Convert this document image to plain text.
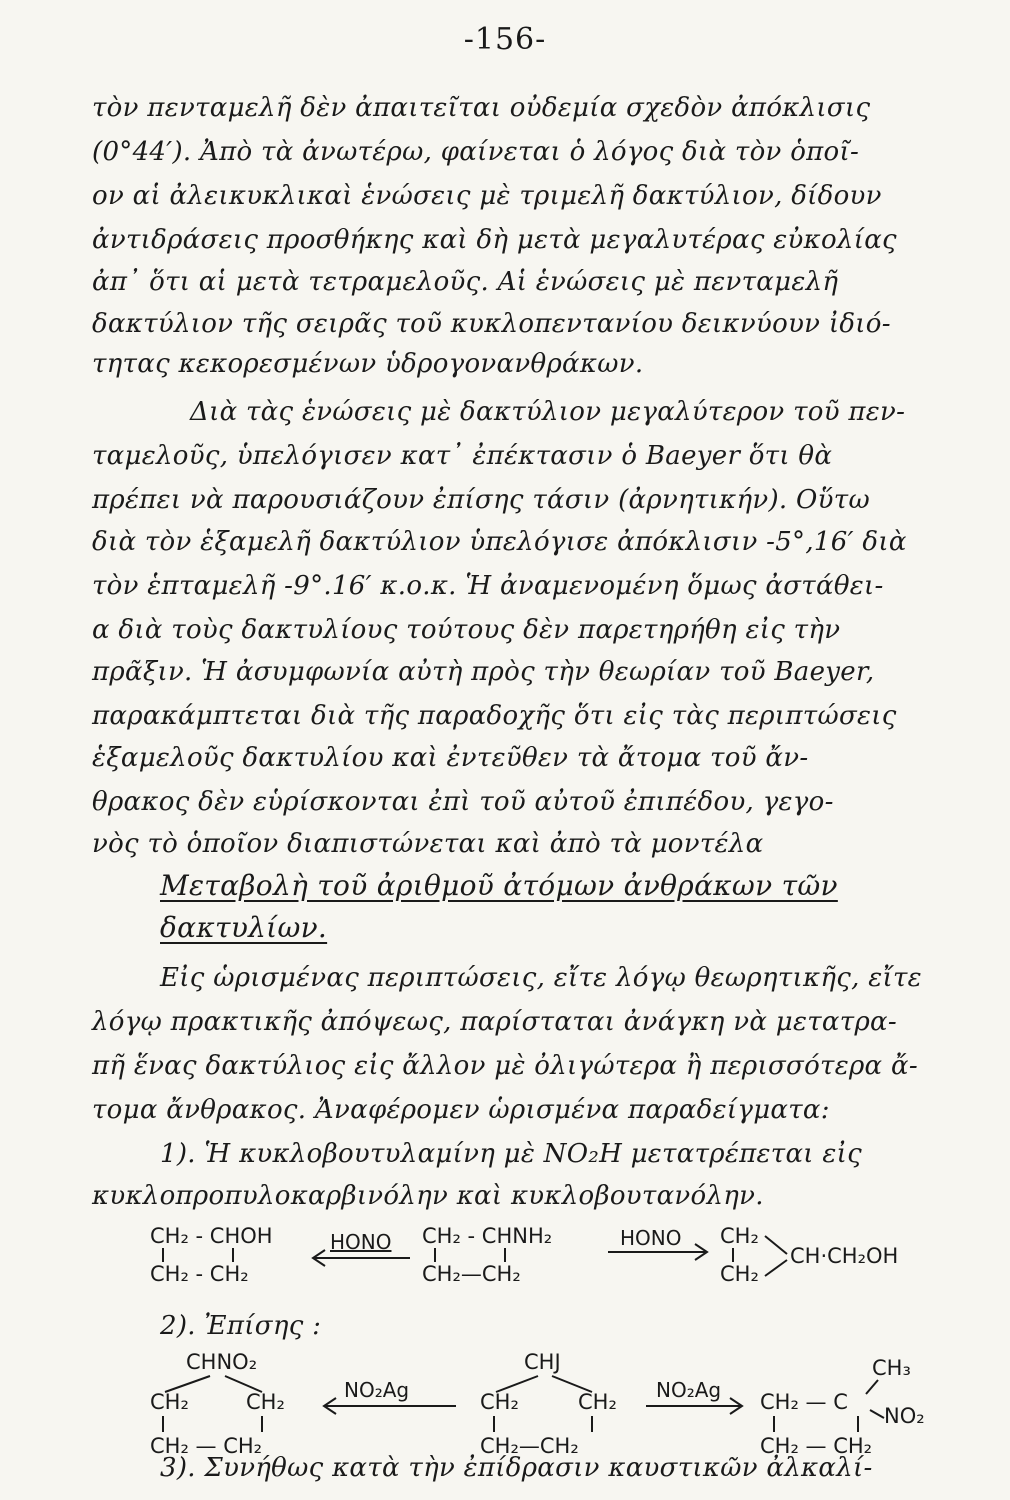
-156-
τὸν πενταμελῆ δὲν ἀπαιτεῖται οὐδεμία σχεδὸν ἀπόκλισις
(0°44′). Ἀπὸ τὰ ἀνωτέρω, φαίνεται ὁ λόγος διὰ τὸν ὁποῖ-
ον αἱ ἀλεικυκλικαὶ ἑνώσεις μὲ τριμελῆ δακτύλιον, δίδουν
ἀντιδράσεις προσθήκης καὶ δὴ μετὰ μεγαλυτέρας εὐκολίας
ἀπ᾽ ὅτι αἱ μετὰ τετραμελοῦς. Αἱ ἑνώσεις μὲ πενταμελῆ
δακτύλιον τῆς σειρᾶς τοῦ κυκλοπεντανίου δεικνύουν ἰδιό-
τητας κεκορεσμένων ὑδρογονανθράκων.
Διὰ τὰς ἑνώσεις μὲ δακτύλιον μεγαλύτερον τοῦ πεν-
ταμελοῦς, ὑπελόγισεν κατ᾽ ἐπέκτασιν ὁ Baeyer ὅτι θὰ
πρέπει νὰ παρουσιάζουν ἐπίσης τάσιν (ἀρνητικήν). Οὕτω
διὰ τὸν ἑξαμελῆ δακτύλιον ὑπελόγισε ἀπόκλισιν -5°,16′ διὰ
τὸν ἑπταμελῆ -9°.16′ κ.ο.κ. Ἡ ἀναμενομένη ὅμως ἀστάθει-
α διὰ τοὺς δακτυλίους τούτους δὲν παρετηρήθη εἰς τὴν
πρᾶξιν. Ἡ ἀσυμφωνία αὐτὴ πρὸς τὴν θεωρίαν τοῦ Baeyer,
παρακάμπτεται διὰ τῆς παραδοχῆς ὅτι εἰς τὰς περιπτώσεις
ἑξαμελοῦς δακτυλίου καὶ ἐντεῦθεν τὰ ἄτομα τοῦ ἄν-
θρακος δὲν εὑρίσκονται ἐπὶ τοῦ αὐτοῦ ἐπιπέδου, γεγο-
νὸς τὸ ὁποῖον διαπιστώνεται καὶ ἀπὸ τὰ μοντέλα
Μεταβολὴ τοῦ ἀριθμοῦ ἀτόμων ἀνθράκων τῶν
δακτυλίων.
Εἰς ὡρισμένας περιπτώσεις, εἴτε λόγῳ θεωρητικῆς, εἴτε
λόγῳ πρακτικῆς ἀπόψεως, παρίσταται ἀνάγκη νὰ μετατρα-
πῆ ἕνας δακτύλιος εἰς ἄλλον μὲ ὀλιγώτερα ἢ περισσότερα ἄ-
τομα ἄνθρακος. Ἀναφέρομεν ὡρισμένα παραδείγματα:
1). Ἡ κυκλοβουτυλαμίνη μὲ NO₂H μετατρέπεται εἰς
κυκλοπροπυλοκαρβινόλην καὶ κυκλοβουτανόλην.
CH₂ - CHOH
CH₂ - CH₂
HONO CH₂ - CHNH₂
CH₂—CH₂
HONO CH₂
CH₂
CH·CH₂OH
2). Ἐπίσης :
CHNO₂
CH₂	CH₂
CH₂ — CH₂
NO₂Ag
CHJ
CH₂	CH₂
CH₂—CH₂
NO₂Ag
CH₃
CH₂ — C
NO₂
CH₂ — CH₂
3). Συνήθως κατὰ τὴν ἐπίδρασιν καυστικῶν ἀλκαλί-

• _WHAT TO WORK ON_:
Search the records for the word "ἑνώσεις" and copy every line where it occurs.

• _WRITTEN ANSWER_:
ον αἱ ἀλεικυκλικαὶ ἑνώσεις μὲ τριμελῆ δακτύλιον, δίδουν
ἀπ᾽ ὅτι αἱ μετὰ τετραμελοῦς. Αἱ ἑνώσεις μὲ πενταμελῆ
Διὰ τὰς ἑνώσεις μὲ δακτύλιον μεγαλύτερον τοῦ πεν-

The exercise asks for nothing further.